Raw records
>> begin
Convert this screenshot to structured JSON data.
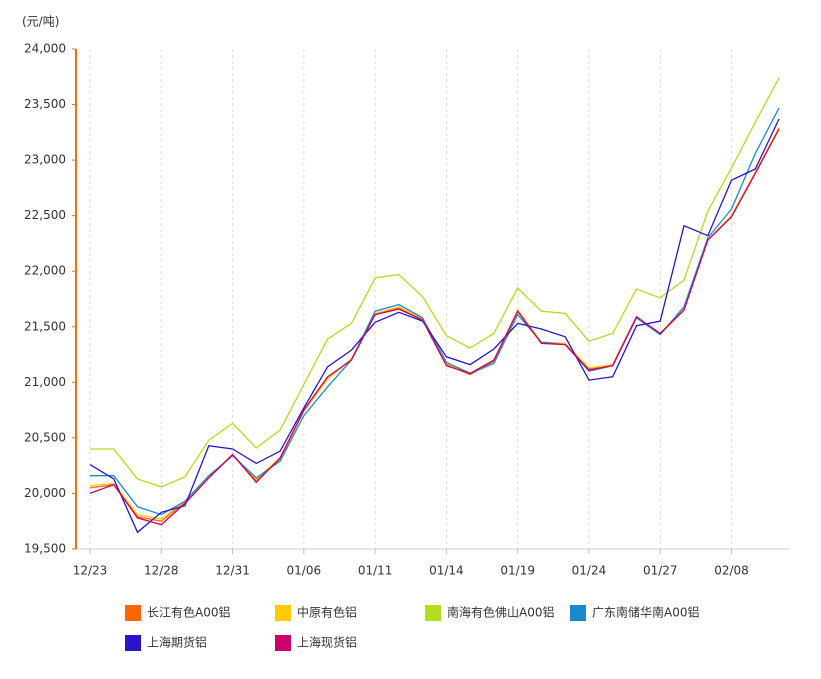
{
  "chart_data": {
    "type": "line",
    "y_unit": "(元/吨)",
    "categories": [
      "12/23",
      null,
      null,
      "12/28",
      null,
      null,
      "12/31",
      null,
      null,
      "01/06",
      null,
      null,
      "01/11",
      null,
      null,
      "01/14",
      null,
      null,
      "01/19",
      null,
      null,
      "01/24",
      null,
      null,
      "01/27",
      null,
      null,
      "02/08",
      null,
      null
    ],
    "ylim": [
      19500,
      24000
    ],
    "yticks": [
      {
        "value": 19500,
        "label": "19,500"
      },
      {
        "value": 20000,
        "label": "20,000"
      },
      {
        "value": 20500,
        "label": "20,500"
      },
      {
        "value": 21000,
        "label": "21,000"
      },
      {
        "value": 21500,
        "label": "21,500"
      },
      {
        "value": 22000,
        "label": "22,000"
      },
      {
        "value": 22500,
        "label": "22,500"
      },
      {
        "value": 23000,
        "label": "23,000"
      },
      {
        "value": 23500,
        "label": "23,500"
      },
      {
        "value": 24000,
        "label": "24,000"
      }
    ],
    "grid": true,
    "series": [
      {
        "name": "长江有色A00铝",
        "color": "#ff6600",
        "values": [
          20050,
          20080,
          19790,
          19750,
          19920,
          20140,
          20350,
          20120,
          20310,
          20740,
          21030,
          21210,
          21620,
          21670,
          21570,
          21160,
          21070,
          21190,
          21650,
          21360,
          21350,
          21120,
          21160,
          21590,
          21430,
          21660,
          22280,
          22500,
          22890,
          23290
        ]
      },
      {
        "name": "中原有色铝",
        "color": "#ffcc00",
        "values": [
          20070,
          20090,
          19810,
          19770,
          19930,
          20150,
          20350,
          20130,
          20320,
          20740,
          21030,
          21210,
          21620,
          21680,
          21570,
          21170,
          21080,
          21200,
          21650,
          21360,
          21350,
          21130,
          21160,
          21590,
          21430,
          21660,
          22280,
          22500,
          22890,
          23290
        ]
      },
      {
        "name": "南海有色佛山A00铝",
        "color": "#b3dd1e",
        "values": [
          20400,
          20400,
          20130,
          20060,
          20150,
          20480,
          20630,
          20410,
          20570,
          20980,
          21390,
          21530,
          21940,
          21970,
          21770,
          21420,
          21310,
          21440,
          21850,
          21640,
          21620,
          21370,
          21440,
          21840,
          21760,
          21920,
          22540,
          22930,
          23340,
          23740
        ]
      },
      {
        "name": "广东南储华南A00铝",
        "color": "#1a8ad0",
        "values": [
          20160,
          20160,
          19880,
          19810,
          19930,
          20160,
          20340,
          20140,
          20290,
          20700,
          20960,
          21200,
          21640,
          21700,
          21580,
          21180,
          21080,
          21170,
          21610,
          21360,
          21340,
          21100,
          21150,
          21580,
          21430,
          21680,
          22300,
          22560,
          23060,
          23470
        ]
      },
      {
        "name": "上海期货铝",
        "color": "#2b14cc",
        "values": [
          20260,
          20130,
          19650,
          19830,
          19890,
          20430,
          20400,
          20270,
          20380,
          20770,
          21140,
          21290,
          21540,
          21630,
          21550,
          21230,
          21160,
          21300,
          21530,
          21480,
          21410,
          21020,
          21050,
          21510,
          21550,
          22410,
          22320,
          22820,
          22920,
          23370
        ]
      },
      {
        "name": "上海现货铝",
        "color": "#cc0066",
        "values": [
          20000,
          20080,
          19780,
          19720,
          19910,
          20140,
          20350,
          20100,
          20320,
          20750,
          21050,
          21200,
          21610,
          21660,
          21560,
          21150,
          21080,
          21200,
          21640,
          21350,
          21340,
          21110,
          21150,
          21590,
          21440,
          21650,
          22280,
          22490,
          22880,
          23280
        ]
      }
    ]
  }
}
>> end
GIVEN TASK: Write out the whole listing exactly, and drop the pictures.

RESULT OF THIS TASK:
Convert this screenshot to structured JSON data.
{
  "chart_data": {
    "type": "line",
    "y_unit": "(元/吨)",
    "categories": [
      "12/23",
      null,
      null,
      "12/28",
      null,
      null,
      "12/31",
      null,
      null,
      "01/06",
      null,
      null,
      "01/11",
      null,
      null,
      "01/14",
      null,
      null,
      "01/19",
      null,
      null,
      "01/24",
      null,
      null,
      "01/27",
      null,
      null,
      "02/08",
      null,
      null
    ],
    "ylim": [
      19500,
      24000
    ],
    "yticks": [
      {
        "value": 19500,
        "label": "19,500"
      },
      {
        "value": 20000,
        "label": "20,000"
      },
      {
        "value": 20500,
        "label": "20,500"
      },
      {
        "value": 21000,
        "label": "21,000"
      },
      {
        "value": 21500,
        "label": "21,500"
      },
      {
        "value": 22000,
        "label": "22,000"
      },
      {
        "value": 22500,
        "label": "22,500"
      },
      {
        "value": 23000,
        "label": "23,000"
      },
      {
        "value": 23500,
        "label": "23,500"
      },
      {
        "value": 24000,
        "label": "24,000"
      }
    ],
    "grid": true,
    "series": [
      {
        "name": "长江有色A00铝",
        "color": "#ff6600",
        "values": [
          20050,
          20080,
          19790,
          19750,
          19920,
          20140,
          20350,
          20120,
          20310,
          20740,
          21030,
          21210,
          21620,
          21670,
          21570,
          21160,
          21070,
          21190,
          21650,
          21360,
          21350,
          21120,
          21160,
          21590,
          21430,
          21660,
          22280,
          22500,
          22890,
          23290
        ]
      },
      {
        "name": "中原有色铝",
        "color": "#ffcc00",
        "values": [
          20070,
          20090,
          19810,
          19770,
          19930,
          20150,
          20350,
          20130,
          20320,
          20740,
          21030,
          21210,
          21620,
          21680,
          21570,
          21170,
          21080,
          21200,
          21650,
          21360,
          21350,
          21130,
          21160,
          21590,
          21430,
          21660,
          22280,
          22500,
          22890,
          23290
        ]
      },
      {
        "name": "南海有色佛山A00铝",
        "color": "#b3dd1e",
        "values": [
          20400,
          20400,
          20130,
          20060,
          20150,
          20480,
          20630,
          20410,
          20570,
          20980,
          21390,
          21530,
          21940,
          21970,
          21770,
          21420,
          21310,
          21440,
          21850,
          21640,
          21620,
          21370,
          21440,
          21840,
          21760,
          21920,
          22540,
          22930,
          23340,
          23740
        ]
      },
      {
        "name": "广东南储华南A00铝",
        "color": "#1a8ad0",
        "values": [
          20160,
          20160,
          19880,
          19810,
          19930,
          20160,
          20340,
          20140,
          20290,
          20700,
          20960,
          21200,
          21640,
          21700,
          21580,
          21180,
          21080,
          21170,
          21610,
          21360,
          21340,
          21100,
          21150,
          21580,
          21430,
          21680,
          22300,
          22560,
          23060,
          23470
        ]
      },
      {
        "name": "上海期货铝",
        "color": "#2b14cc",
        "values": [
          20260,
          20130,
          19650,
          19830,
          19890,
          20430,
          20400,
          20270,
          20380,
          20770,
          21140,
          21290,
          21540,
          21630,
          21550,
          21230,
          21160,
          21300,
          21530,
          21480,
          21410,
          21020,
          21050,
          21510,
          21550,
          22410,
          22320,
          22820,
          22920,
          23370
        ]
      },
      {
        "name": "上海现货铝",
        "color": "#cc0066",
        "values": [
          20000,
          20080,
          19780,
          19720,
          19910,
          20140,
          20350,
          20100,
          20320,
          20750,
          21050,
          21200,
          21610,
          21660,
          21560,
          21150,
          21080,
          21200,
          21640,
          21350,
          21340,
          21110,
          21150,
          21590,
          21440,
          21650,
          22280,
          22490,
          22880,
          23280
        ]
      }
    ]
  }
}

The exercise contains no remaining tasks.